§ **Directions for this task**
Locate each line below that includes "JSON" and reproduce it.

Figure record extracts:
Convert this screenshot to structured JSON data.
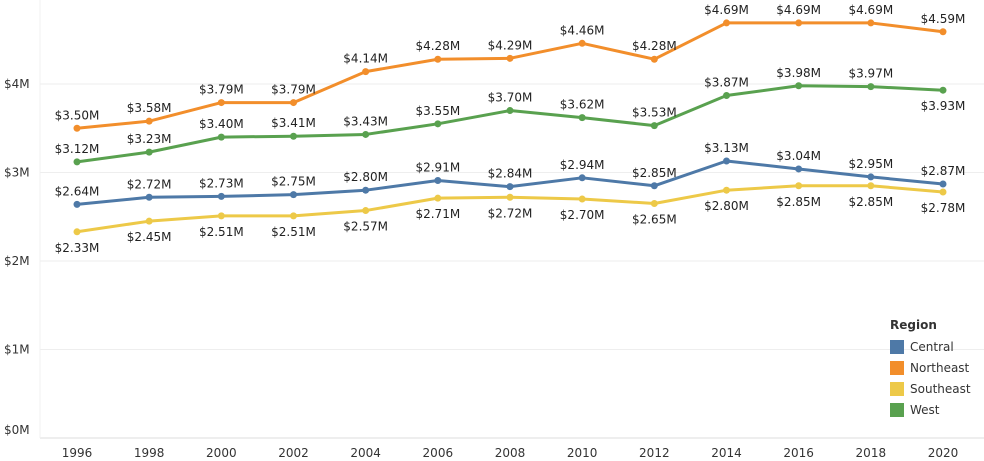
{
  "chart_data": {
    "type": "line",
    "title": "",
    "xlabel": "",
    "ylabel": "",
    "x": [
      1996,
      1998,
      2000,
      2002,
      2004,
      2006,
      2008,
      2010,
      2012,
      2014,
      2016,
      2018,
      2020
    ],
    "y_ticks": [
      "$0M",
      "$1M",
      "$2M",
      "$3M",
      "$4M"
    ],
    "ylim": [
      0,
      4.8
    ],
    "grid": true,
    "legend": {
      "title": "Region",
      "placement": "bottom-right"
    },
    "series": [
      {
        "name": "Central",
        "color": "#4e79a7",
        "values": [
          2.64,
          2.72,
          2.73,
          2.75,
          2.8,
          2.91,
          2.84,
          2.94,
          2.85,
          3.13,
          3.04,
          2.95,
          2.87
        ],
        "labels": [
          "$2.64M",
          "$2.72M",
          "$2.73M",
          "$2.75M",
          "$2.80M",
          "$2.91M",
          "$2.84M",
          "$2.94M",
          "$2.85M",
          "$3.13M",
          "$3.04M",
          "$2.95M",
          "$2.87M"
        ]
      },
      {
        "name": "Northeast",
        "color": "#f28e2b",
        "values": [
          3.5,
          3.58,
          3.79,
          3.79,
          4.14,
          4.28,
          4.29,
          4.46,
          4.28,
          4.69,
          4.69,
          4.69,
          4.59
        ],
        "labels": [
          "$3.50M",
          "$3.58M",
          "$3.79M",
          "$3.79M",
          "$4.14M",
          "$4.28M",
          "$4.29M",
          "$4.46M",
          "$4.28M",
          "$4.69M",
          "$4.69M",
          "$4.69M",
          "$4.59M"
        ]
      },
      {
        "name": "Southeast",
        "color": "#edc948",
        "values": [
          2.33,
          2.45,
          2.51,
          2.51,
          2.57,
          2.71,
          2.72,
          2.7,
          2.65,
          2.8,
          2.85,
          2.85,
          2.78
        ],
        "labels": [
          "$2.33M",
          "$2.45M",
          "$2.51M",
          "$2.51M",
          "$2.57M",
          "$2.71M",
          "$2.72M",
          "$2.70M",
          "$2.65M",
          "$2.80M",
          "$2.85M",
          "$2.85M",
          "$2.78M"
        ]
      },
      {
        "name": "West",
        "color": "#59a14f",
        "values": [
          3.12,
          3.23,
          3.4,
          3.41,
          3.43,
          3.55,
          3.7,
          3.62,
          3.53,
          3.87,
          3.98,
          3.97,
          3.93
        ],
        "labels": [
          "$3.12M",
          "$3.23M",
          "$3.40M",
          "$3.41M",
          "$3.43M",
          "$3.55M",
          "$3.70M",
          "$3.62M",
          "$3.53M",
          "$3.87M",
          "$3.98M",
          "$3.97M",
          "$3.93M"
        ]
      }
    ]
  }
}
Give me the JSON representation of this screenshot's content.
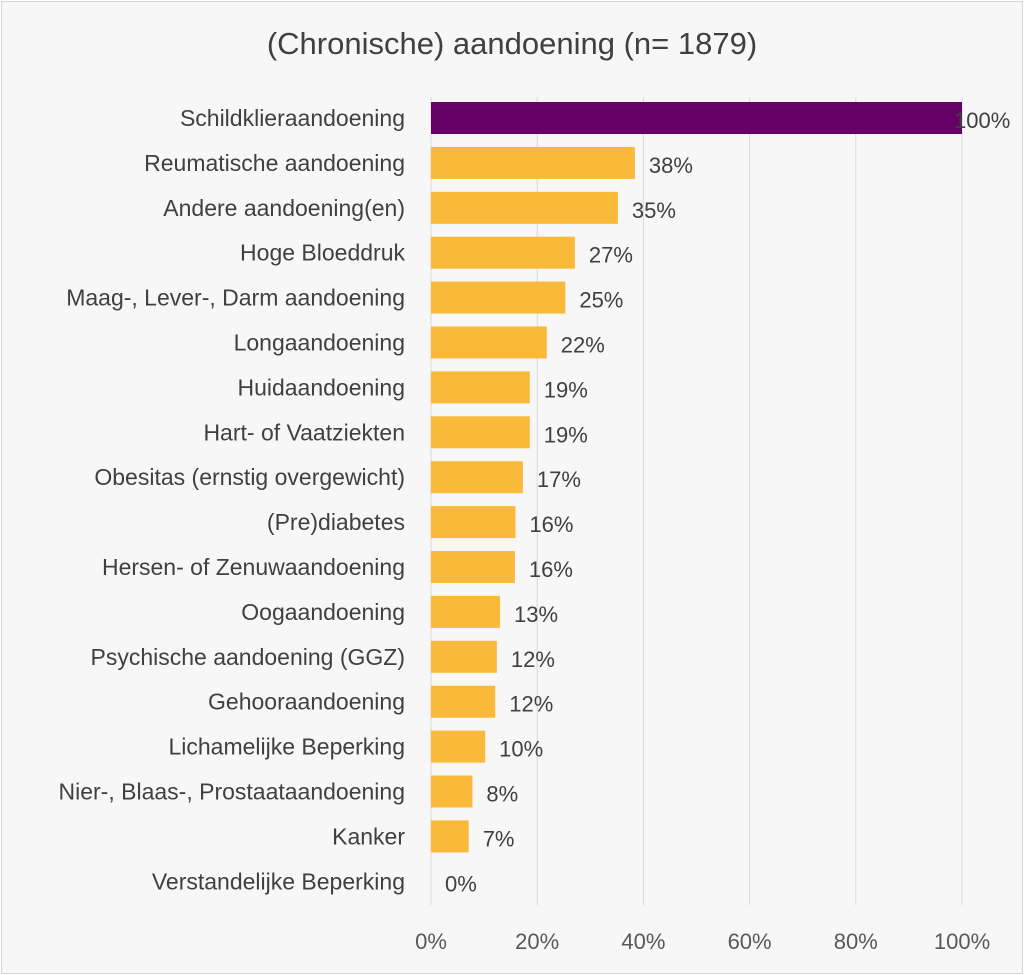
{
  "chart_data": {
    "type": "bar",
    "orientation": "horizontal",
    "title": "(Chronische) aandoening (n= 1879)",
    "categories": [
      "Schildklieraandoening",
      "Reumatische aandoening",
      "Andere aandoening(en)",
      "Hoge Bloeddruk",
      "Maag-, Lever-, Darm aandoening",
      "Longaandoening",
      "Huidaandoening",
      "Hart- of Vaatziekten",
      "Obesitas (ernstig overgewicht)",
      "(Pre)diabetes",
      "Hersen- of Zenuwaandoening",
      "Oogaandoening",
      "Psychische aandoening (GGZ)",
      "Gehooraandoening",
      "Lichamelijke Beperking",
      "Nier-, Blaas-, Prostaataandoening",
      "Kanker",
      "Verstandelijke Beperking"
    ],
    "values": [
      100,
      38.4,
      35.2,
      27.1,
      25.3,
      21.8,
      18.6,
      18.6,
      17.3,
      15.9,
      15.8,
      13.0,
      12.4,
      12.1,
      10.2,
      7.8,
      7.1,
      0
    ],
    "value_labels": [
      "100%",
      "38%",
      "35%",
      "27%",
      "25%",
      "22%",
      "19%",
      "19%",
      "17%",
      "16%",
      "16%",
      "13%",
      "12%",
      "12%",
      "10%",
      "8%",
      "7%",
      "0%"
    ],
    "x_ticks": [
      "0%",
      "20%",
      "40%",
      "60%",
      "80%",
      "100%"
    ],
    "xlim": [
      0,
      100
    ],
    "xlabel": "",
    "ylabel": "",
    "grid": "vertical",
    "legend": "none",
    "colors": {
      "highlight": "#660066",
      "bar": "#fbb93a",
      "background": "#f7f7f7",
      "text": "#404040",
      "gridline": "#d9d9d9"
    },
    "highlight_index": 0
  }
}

§ **Result**
Convert this screenshot to structured JSON data.
Give me the JSON representation of this screenshot's content.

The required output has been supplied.